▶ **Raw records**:
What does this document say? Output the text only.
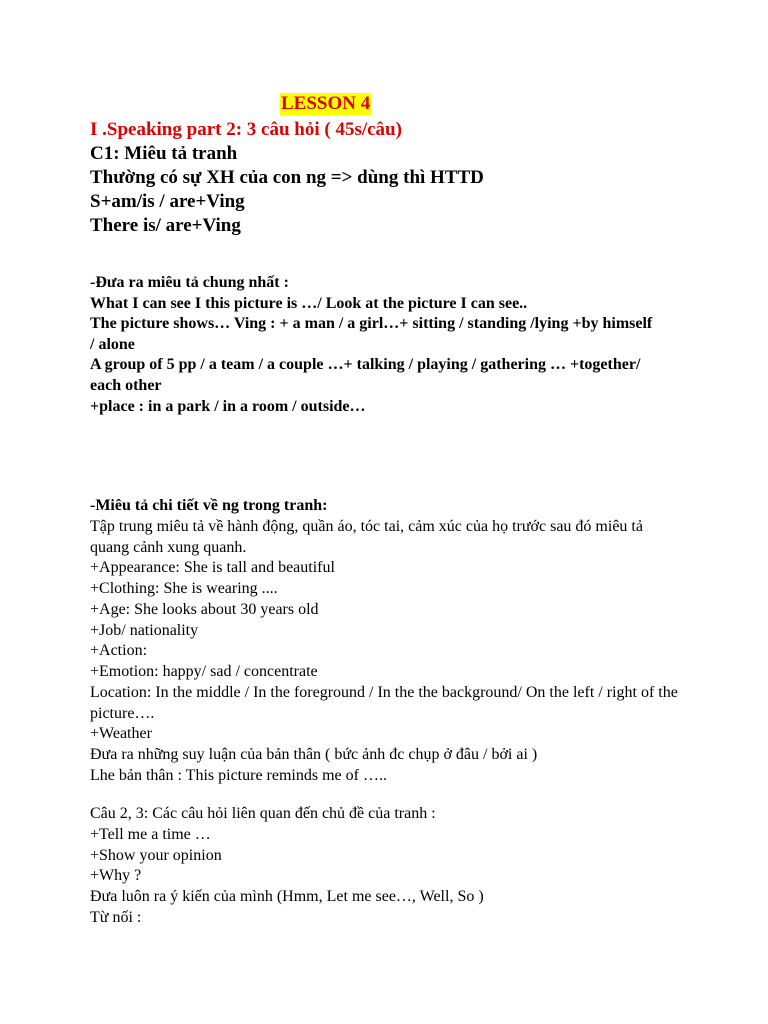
LESSON 4
I .Speaking part 2: 3 câu hỏi ( 45s/câu)
C1: Miêu tả tranh
Thường có sự XH của con ng => dùng thì HTTD
S+am/is / are+Ving
There is/ are+Ving
-Đưa ra miêu tả chung nhất :
What I can see I this picture is …/ Look at the picture I can see..
The picture shows… Ving : + a man / a girl…+ sitting / standing /lying +by himself / alone
A group of 5 pp / a team / a couple …+ talking / playing / gathering … +together/ each other
+place : in a park / in a room / outside…
-Miêu tả chi tiết về ng trong tranh:
Tập trung miêu tả về hành động, quần áo, tóc tai, cảm xúc của họ trước sau đó miêu tả quang cảnh xung quanh.
+Appearance: She is tall and beautiful
+Clothing: She is wearing ....
+Age: She looks about 30 years old
+Job/ nationality
+Action:
+Emotion: happy/ sad / concentrate
Location: In the middle / In the foreground / In the the background/ On the left / right of the picture….
+Weather
Đưa ra những suy luận của bản thân ( bức ảnh đc chụp ở đâu / bởi ai )
Lhe bản thân : This picture reminds me of …..
Câu 2, 3: Các câu hỏi liên quan đến chủ đề của tranh :
+Tell me a time …
+Show your opinion
+Why ?
Đưa luôn ra ý kiến của mình (Hmm, Let me see…, Well, So )
Từ nối :
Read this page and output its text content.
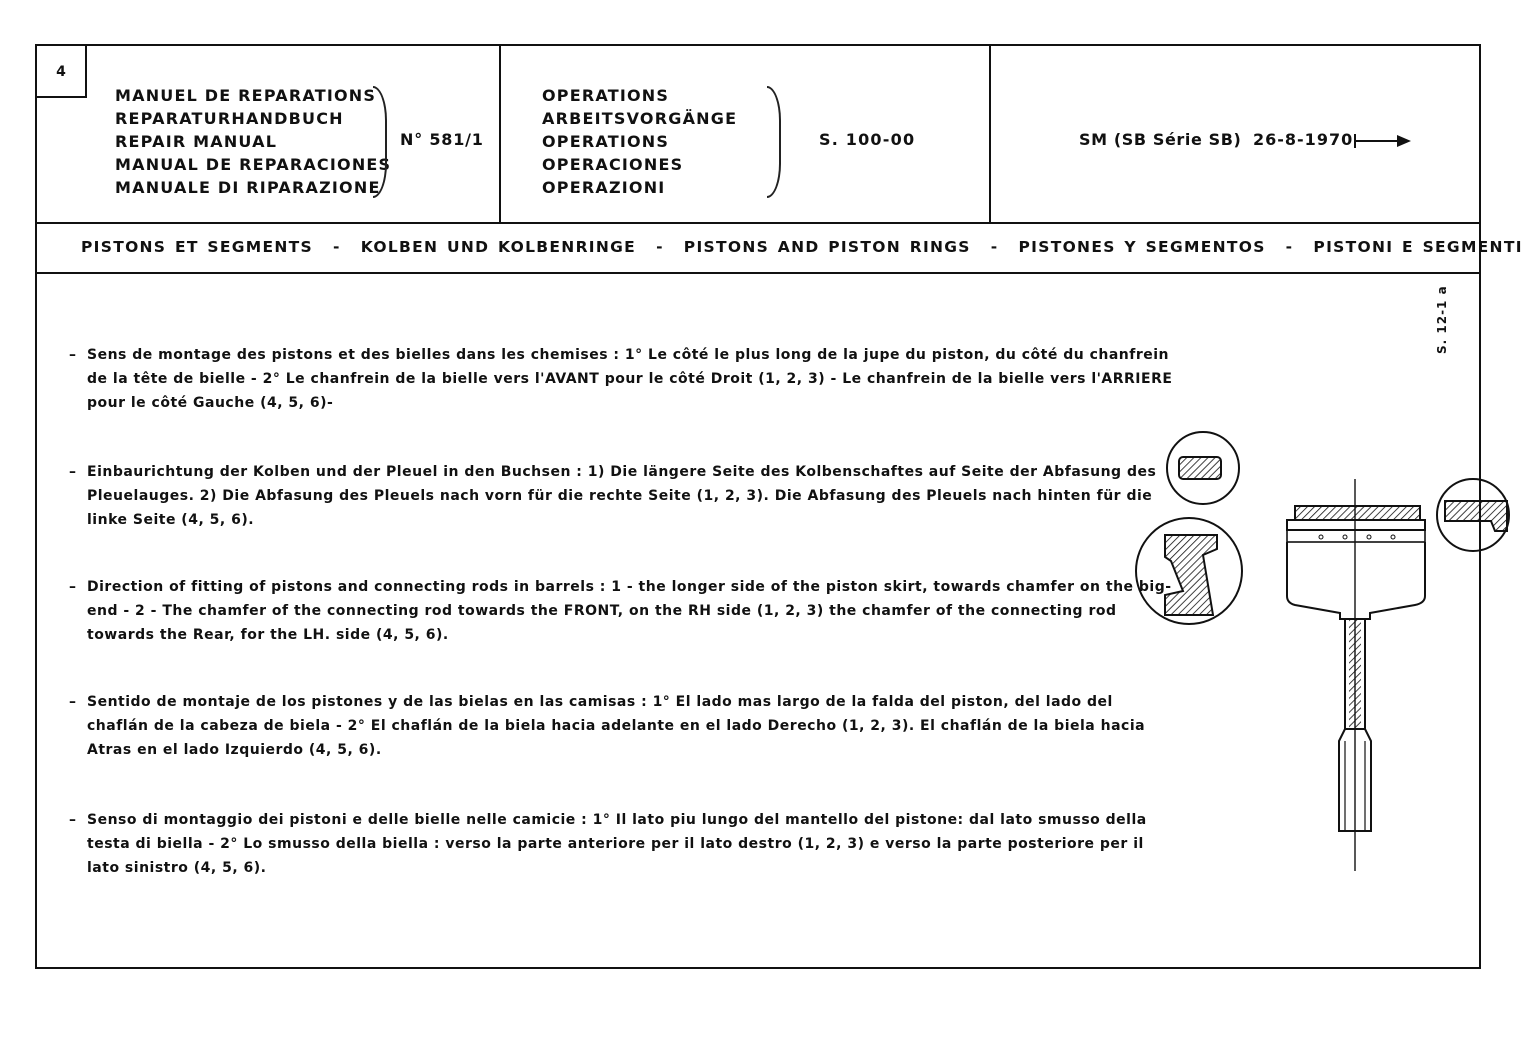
4
MANUEL DE REPARATIONS
REPARATURHANDBUCH
REPAIR MANUAL
MANUAL DE REPARACIONES
MANUALE DI RIPARAZIONE
N° 581/1
OPERATIONS
ARBEITSVORGÄNGE
OPERATIONS
OPERACIONES
OPERAZIONI
S. 100-00	SM (SB Série SB) 26-8-1970
PISTONS ET SEGMENTS - KOLBEN UND KOLBENRINGE - PISTONS AND PISTON RINGS - PISTONES Y SEGMENTOS - PISTONI E SEGMENTI
S. 12-1 a
– Sens de montage des pistons et des bielles dans les chemises : 1° Le côté le plus long de la jupe du piston, du côté du chanfrein de la tête de bielle - 2° Le chanfrein de la bielle vers l'AVANT pour le côté Droit (1, 2, 3) - Le chanfrein de la bielle vers l'ARRIERE pour le côté Gauche (4, 5, 6)-
– Einbaurichtung der Kolben und der Pleuel in den Buchsen : 1) Die längere Seite des Kolbenschaftes auf Seite der Abfasung des Pleuelauges. 2) Die Abfasung des Pleuels nach vorn für die rechte Seite (1, 2, 3). Die Abfasung des Pleuels nach hinten für die linke Seite (4, 5, 6).
– Direction of fitting of pistons and connecting rods in barrels : 1 - the longer side of the piston skirt, towards chamfer on the big-end - 2 - The chamfer of the connecting rod towards the FRONT, on the RH side (1, 2, 3) the chamfer of the connecting rod towards the Rear, for the LH. side (4, 5, 6).
– Sentido de montaje de los pistones y de las bielas en las camisas : 1° El lado mas largo de la falda del piston, del lado del chaflán de la cabeza de biela - 2° El chaflán de la biela hacia adelante en el lado Derecho (1, 2, 3). El chaflán de la biela hacia Atras en el lado Izquierdo (4, 5, 6).
– Senso di montaggio dei pistoni e delle bielle nelle camicie : 1° Il lato piu lungo del mantello del pistone: dal lato smusso della testa di biella - 2° Lo smusso della biella : verso la parte anteriore per il lato destro (1, 2, 3) e verso la parte posteriore per il lato sinistro (4, 5, 6).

▶ **Work to do**:
Say how many lines in the entries contain the string "tranh", and say nothing else.

▶ **Written response**:
3